Short problem
Without the images, write out the whole listing exactly.

-- start Data entries --

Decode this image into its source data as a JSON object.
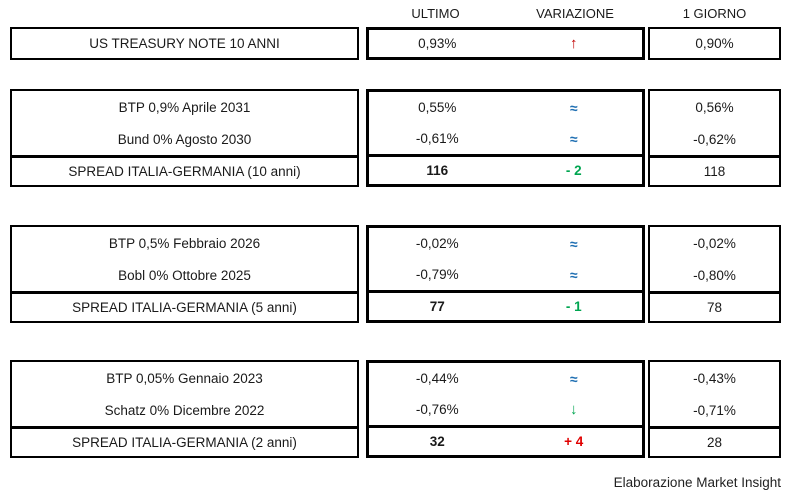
{
  "header": {
    "columns": [
      "ULTIMO",
      "VARIAZIONE",
      "1 GIORNO"
    ]
  },
  "sections": [
    {
      "rows": [
        {
          "label": "US TREASURY NOTE 10 ANNI",
          "ultimo": "0,93%",
          "var": "↑",
          "var_meaning": "up",
          "giorno": "0,90%"
        }
      ]
    },
    {
      "rows": [
        {
          "label": "BTP 0,9% Aprile 2031",
          "ultimo": "0,55%",
          "var": "≈",
          "var_meaning": "unchanged",
          "giorno": "0,56%"
        },
        {
          "label": "Bund 0% Agosto 2030",
          "ultimo": "-0,61%",
          "var": "≈",
          "var_meaning": "unchanged",
          "giorno": "-0,62%"
        },
        {
          "label": "SPREAD ITALIA-GERMANIA (10 anni)",
          "ultimo": "116",
          "var": "- 2",
          "var_meaning": "down-2",
          "giorno": "118",
          "spread": true
        }
      ]
    },
    {
      "rows": [
        {
          "label": "BTP 0,5% Febbraio 2026",
          "ultimo": "-0,02%",
          "var": "≈",
          "var_meaning": "unchanged",
          "giorno": "-0,02%"
        },
        {
          "label": "Bobl 0% Ottobre 2025",
          "ultimo": "-0,79%",
          "var": "≈",
          "var_meaning": "unchanged",
          "giorno": "-0,80%"
        },
        {
          "label": "SPREAD ITALIA-GERMANIA (5 anni)",
          "ultimo": "77",
          "var": "- 1",
          "var_meaning": "down-1",
          "giorno": "78",
          "spread": true
        }
      ]
    },
    {
      "rows": [
        {
          "label": "BTP 0,05% Gennaio 2023",
          "ultimo": "-0,44%",
          "var": "≈",
          "var_meaning": "unchanged",
          "giorno": "-0,43%"
        },
        {
          "label": "Schatz 0% Dicembre 2022",
          "ultimo": "-0,76%",
          "var": "↓",
          "var_meaning": "down",
          "giorno": "-0,71%"
        },
        {
          "label": "SPREAD ITALIA-GERMANIA (2 anni)",
          "ultimo": "32",
          "var": "+ 4",
          "var_meaning": "up-4",
          "giorno": "28",
          "spread": true
        }
      ]
    }
  ],
  "footer": {
    "text": "Elaborazione Market Insight"
  },
  "colors": {
    "border": "#000000",
    "text": "#1a1a1a",
    "arrow_up_red": "#c00000",
    "spread_up_red": "#e00000",
    "green": "#00a550",
    "approx_blue": "#1f6fb2"
  }
}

-- end Data entries --

Response to the task
Decode this image into its source data as a JSON object.
{
  "header": {
    "columns": [
      "ULTIMO",
      "VARIAZIONE",
      "1 GIORNO"
    ]
  },
  "sections": [
    {
      "rows": [
        {
          "label": "US TREASURY NOTE 10 ANNI",
          "ultimo": "0,93%",
          "var": "↑",
          "var_meaning": "up",
          "giorno": "0,90%"
        }
      ]
    },
    {
      "rows": [
        {
          "label": "BTP 0,9% Aprile 2031",
          "ultimo": "0,55%",
          "var": "≈",
          "var_meaning": "unchanged",
          "giorno": "0,56%"
        },
        {
          "label": "Bund 0% Agosto 2030",
          "ultimo": "-0,61%",
          "var": "≈",
          "var_meaning": "unchanged",
          "giorno": "-0,62%"
        },
        {
          "label": "SPREAD ITALIA-GERMANIA (10 anni)",
          "ultimo": "116",
          "var": "- 2",
          "var_meaning": "down-2",
          "giorno": "118",
          "spread": true
        }
      ]
    },
    {
      "rows": [
        {
          "label": "BTP 0,5% Febbraio 2026",
          "ultimo": "-0,02%",
          "var": "≈",
          "var_meaning": "unchanged",
          "giorno": "-0,02%"
        },
        {
          "label": "Bobl 0% Ottobre 2025",
          "ultimo": "-0,79%",
          "var": "≈",
          "var_meaning": "unchanged",
          "giorno": "-0,80%"
        },
        {
          "label": "SPREAD ITALIA-GERMANIA (5 anni)",
          "ultimo": "77",
          "var": "- 1",
          "var_meaning": "down-1",
          "giorno": "78",
          "spread": true
        }
      ]
    },
    {
      "rows": [
        {
          "label": "BTP 0,05% Gennaio 2023",
          "ultimo": "-0,44%",
          "var": "≈",
          "var_meaning": "unchanged",
          "giorno": "-0,43%"
        },
        {
          "label": "Schatz 0% Dicembre 2022",
          "ultimo": "-0,76%",
          "var": "↓",
          "var_meaning": "down",
          "giorno": "-0,71%"
        },
        {
          "label": "SPREAD ITALIA-GERMANIA (2 anni)",
          "ultimo": "32",
          "var": "+ 4",
          "var_meaning": "up-4",
          "giorno": "28",
          "spread": true
        }
      ]
    }
  ],
  "footer": {
    "text": "Elaborazione Market Insight"
  },
  "colors": {
    "border": "#000000",
    "text": "#1a1a1a",
    "arrow_up_red": "#c00000",
    "spread_up_red": "#e00000",
    "green": "#00a550",
    "approx_blue": "#1f6fb2"
  }
}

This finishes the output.